Written instruction — Search the records below for the word "watermark". Pull out each line that has it.

Records —
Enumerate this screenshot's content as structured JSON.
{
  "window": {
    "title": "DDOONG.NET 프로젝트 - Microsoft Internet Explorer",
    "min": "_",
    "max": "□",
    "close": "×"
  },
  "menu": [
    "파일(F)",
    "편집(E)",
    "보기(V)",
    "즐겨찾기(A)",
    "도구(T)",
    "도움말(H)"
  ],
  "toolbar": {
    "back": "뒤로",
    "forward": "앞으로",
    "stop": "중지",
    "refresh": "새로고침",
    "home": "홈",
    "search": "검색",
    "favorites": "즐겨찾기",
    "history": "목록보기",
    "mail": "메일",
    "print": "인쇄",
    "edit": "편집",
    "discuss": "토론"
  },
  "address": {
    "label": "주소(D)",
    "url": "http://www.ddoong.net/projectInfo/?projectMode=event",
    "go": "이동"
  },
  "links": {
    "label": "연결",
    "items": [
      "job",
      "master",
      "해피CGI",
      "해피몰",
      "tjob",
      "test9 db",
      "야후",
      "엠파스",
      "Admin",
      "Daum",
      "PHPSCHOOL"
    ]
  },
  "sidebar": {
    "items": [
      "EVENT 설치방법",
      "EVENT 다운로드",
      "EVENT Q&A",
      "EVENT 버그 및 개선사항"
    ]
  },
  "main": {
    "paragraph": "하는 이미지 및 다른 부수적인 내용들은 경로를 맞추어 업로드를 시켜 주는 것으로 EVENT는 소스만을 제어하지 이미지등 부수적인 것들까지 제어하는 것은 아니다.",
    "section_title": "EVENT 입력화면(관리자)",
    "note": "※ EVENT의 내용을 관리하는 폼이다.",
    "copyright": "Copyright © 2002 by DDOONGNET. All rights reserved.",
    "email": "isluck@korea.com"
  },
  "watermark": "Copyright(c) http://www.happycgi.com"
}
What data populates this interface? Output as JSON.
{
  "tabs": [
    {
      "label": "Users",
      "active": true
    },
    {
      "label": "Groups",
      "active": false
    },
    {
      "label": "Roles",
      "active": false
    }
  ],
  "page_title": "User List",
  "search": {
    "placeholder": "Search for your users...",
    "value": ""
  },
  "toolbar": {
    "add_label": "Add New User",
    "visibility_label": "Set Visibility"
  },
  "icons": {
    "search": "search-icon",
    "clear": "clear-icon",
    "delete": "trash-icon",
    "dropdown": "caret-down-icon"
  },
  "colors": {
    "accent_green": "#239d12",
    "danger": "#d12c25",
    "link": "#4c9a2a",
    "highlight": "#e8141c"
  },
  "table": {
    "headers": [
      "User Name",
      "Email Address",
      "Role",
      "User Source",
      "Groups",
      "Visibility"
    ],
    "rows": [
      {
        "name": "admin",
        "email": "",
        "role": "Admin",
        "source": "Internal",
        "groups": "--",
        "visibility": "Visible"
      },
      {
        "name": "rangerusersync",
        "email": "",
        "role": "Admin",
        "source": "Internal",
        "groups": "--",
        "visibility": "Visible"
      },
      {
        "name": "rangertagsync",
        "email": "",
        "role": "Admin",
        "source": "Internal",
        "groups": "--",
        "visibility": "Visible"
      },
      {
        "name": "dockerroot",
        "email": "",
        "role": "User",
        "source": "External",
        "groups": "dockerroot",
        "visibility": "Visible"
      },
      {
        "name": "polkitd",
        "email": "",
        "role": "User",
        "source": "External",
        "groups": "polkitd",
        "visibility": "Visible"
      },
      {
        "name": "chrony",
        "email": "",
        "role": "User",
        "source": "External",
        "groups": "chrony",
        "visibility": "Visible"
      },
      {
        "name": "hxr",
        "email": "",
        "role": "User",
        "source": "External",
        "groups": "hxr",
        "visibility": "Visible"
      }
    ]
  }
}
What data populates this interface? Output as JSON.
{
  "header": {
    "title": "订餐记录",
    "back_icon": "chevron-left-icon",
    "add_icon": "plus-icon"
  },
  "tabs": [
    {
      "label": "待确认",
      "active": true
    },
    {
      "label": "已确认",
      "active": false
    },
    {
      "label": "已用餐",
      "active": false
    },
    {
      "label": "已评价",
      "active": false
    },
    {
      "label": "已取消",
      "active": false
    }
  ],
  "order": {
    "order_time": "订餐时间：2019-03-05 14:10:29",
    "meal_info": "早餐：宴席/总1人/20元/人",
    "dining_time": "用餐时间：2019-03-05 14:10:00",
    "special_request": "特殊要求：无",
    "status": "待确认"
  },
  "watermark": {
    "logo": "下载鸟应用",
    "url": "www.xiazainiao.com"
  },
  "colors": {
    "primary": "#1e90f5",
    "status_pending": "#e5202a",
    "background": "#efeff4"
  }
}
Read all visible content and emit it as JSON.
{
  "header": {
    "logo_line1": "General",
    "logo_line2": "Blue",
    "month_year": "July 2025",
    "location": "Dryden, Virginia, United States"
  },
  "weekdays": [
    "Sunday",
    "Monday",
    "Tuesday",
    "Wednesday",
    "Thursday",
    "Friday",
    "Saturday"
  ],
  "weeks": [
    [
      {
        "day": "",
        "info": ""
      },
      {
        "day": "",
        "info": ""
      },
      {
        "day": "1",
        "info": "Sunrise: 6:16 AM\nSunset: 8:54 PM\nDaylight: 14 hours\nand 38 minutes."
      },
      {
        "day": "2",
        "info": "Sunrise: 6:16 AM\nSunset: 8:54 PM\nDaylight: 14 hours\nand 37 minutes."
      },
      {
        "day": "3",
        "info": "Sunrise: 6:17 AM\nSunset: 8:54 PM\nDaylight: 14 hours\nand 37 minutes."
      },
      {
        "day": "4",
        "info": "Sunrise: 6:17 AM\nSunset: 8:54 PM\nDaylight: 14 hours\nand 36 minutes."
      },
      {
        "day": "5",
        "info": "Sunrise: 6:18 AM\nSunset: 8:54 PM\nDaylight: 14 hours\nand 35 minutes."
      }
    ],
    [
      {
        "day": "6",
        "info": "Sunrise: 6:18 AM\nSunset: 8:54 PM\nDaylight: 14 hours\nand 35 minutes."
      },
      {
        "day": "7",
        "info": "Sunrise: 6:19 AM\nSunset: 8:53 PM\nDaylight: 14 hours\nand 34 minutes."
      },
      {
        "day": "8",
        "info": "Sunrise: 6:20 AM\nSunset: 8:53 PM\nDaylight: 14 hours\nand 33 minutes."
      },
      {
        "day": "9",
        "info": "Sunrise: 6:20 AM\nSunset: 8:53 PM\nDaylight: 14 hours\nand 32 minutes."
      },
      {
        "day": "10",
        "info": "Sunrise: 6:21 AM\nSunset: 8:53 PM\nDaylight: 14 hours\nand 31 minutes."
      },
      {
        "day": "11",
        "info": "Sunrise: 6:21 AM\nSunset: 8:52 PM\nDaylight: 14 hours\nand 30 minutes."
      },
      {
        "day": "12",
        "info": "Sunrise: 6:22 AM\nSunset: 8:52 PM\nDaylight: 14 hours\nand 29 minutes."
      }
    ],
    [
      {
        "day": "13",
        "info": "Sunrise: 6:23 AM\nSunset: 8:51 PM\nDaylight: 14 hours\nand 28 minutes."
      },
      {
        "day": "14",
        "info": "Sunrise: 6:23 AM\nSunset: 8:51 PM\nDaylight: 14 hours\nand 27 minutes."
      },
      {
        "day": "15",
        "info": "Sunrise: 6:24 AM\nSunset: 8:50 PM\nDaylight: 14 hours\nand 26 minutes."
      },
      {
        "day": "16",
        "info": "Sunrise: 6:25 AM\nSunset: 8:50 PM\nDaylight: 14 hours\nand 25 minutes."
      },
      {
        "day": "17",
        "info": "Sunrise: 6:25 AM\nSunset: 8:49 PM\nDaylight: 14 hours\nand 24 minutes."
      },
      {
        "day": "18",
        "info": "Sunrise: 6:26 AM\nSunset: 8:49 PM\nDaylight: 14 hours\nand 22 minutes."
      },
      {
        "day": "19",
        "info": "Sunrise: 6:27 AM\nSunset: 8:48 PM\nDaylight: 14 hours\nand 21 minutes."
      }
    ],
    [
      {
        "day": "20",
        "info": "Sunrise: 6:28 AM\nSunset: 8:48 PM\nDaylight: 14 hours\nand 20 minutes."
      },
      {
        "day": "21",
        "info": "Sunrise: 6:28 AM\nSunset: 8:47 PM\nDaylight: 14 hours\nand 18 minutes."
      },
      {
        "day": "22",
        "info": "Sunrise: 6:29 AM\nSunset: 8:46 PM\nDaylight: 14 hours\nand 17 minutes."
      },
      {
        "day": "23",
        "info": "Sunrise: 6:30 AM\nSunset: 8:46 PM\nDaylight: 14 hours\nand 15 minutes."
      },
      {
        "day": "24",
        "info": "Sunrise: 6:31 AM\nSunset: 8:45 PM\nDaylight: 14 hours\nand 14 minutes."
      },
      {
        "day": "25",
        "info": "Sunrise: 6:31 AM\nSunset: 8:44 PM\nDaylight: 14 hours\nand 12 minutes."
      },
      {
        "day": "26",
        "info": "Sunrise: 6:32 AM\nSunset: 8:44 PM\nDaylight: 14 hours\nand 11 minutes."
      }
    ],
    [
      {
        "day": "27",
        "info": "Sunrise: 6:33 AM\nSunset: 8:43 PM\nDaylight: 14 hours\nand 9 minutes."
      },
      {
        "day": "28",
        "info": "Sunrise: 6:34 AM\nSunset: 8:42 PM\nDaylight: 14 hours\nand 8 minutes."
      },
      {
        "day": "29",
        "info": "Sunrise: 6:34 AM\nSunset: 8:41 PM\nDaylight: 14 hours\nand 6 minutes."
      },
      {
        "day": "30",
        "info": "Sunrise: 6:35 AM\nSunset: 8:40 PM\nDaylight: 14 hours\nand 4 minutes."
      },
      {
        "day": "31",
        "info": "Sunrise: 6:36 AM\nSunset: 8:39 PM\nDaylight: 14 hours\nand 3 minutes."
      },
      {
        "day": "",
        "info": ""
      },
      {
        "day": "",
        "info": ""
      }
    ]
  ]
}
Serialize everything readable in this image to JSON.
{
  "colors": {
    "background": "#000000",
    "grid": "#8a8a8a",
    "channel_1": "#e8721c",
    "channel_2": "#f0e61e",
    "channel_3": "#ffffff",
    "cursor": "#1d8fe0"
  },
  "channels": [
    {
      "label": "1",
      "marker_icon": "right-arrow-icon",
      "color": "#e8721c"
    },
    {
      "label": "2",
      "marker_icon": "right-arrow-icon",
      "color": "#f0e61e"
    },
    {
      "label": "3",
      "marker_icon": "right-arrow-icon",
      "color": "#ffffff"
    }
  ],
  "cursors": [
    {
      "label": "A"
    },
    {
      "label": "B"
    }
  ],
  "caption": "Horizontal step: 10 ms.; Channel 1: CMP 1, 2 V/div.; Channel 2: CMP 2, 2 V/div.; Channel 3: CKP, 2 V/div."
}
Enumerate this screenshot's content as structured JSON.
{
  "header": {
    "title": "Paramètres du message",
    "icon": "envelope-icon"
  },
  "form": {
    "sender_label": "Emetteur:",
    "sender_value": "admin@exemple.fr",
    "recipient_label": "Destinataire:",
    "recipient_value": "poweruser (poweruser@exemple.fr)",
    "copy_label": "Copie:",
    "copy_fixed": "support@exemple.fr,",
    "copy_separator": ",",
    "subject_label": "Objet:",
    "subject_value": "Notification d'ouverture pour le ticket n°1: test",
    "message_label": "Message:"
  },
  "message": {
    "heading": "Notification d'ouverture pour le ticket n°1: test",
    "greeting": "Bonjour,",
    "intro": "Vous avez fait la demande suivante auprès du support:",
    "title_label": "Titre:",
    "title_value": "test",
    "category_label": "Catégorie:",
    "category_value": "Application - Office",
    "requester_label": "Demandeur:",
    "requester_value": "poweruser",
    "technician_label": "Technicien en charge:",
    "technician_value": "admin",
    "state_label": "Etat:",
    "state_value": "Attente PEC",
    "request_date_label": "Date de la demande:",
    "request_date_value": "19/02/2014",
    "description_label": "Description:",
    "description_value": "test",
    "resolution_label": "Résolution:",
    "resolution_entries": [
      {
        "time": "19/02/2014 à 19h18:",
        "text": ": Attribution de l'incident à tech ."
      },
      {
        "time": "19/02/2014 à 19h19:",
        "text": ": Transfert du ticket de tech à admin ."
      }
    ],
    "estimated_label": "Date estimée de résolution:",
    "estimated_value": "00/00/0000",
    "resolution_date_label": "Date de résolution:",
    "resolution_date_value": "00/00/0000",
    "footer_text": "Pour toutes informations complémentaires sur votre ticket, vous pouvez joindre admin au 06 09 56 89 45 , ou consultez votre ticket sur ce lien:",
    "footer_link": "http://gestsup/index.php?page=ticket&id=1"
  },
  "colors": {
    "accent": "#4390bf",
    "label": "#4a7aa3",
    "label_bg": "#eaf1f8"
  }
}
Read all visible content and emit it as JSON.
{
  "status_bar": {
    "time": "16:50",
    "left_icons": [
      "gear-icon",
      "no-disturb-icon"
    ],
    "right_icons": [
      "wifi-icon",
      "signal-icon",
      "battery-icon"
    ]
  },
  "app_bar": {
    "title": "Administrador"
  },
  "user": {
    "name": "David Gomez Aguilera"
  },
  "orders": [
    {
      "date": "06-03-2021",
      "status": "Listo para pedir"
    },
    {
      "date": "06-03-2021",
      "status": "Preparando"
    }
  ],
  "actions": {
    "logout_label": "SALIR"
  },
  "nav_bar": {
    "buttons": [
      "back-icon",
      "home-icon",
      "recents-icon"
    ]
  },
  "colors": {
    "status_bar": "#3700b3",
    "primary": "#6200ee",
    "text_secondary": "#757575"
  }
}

The answer —
  "watermark": "Copyright(c) http://www.happycgi.com"
  "watermark": {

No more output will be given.